▸ RAW RECORDS:
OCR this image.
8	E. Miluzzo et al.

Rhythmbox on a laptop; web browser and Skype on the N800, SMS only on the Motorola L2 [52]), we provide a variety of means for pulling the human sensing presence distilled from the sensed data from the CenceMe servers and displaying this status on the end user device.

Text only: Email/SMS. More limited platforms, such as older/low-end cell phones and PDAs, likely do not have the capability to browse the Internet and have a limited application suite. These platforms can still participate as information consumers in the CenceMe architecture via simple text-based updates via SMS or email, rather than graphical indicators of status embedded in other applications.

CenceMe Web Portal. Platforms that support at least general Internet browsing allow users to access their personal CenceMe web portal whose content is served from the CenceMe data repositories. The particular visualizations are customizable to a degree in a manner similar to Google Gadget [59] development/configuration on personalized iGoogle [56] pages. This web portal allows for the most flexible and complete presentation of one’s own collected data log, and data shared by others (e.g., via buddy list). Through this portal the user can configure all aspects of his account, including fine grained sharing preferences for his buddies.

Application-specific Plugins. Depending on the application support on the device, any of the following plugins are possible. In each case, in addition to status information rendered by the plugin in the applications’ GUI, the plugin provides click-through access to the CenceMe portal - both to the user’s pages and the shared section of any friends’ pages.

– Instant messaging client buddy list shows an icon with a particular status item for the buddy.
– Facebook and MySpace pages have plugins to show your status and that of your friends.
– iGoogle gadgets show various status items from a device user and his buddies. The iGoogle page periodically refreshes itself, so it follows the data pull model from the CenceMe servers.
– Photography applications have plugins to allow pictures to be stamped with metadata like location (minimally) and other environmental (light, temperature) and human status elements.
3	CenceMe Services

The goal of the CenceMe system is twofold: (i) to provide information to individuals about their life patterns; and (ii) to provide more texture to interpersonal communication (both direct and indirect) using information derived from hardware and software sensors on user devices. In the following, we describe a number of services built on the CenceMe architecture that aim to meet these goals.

▸ REQUIRED WORK: Go through the entries above and copy every line containing "with".

▸ TASK RESULT:
– Instant messaging client buddy list shows an icon with a particular status item for the buddy.
– Photography applications have plugins to allow pictures to be stamped with metadata like location (minimally) and other environmental (light, temperature) and human status elements.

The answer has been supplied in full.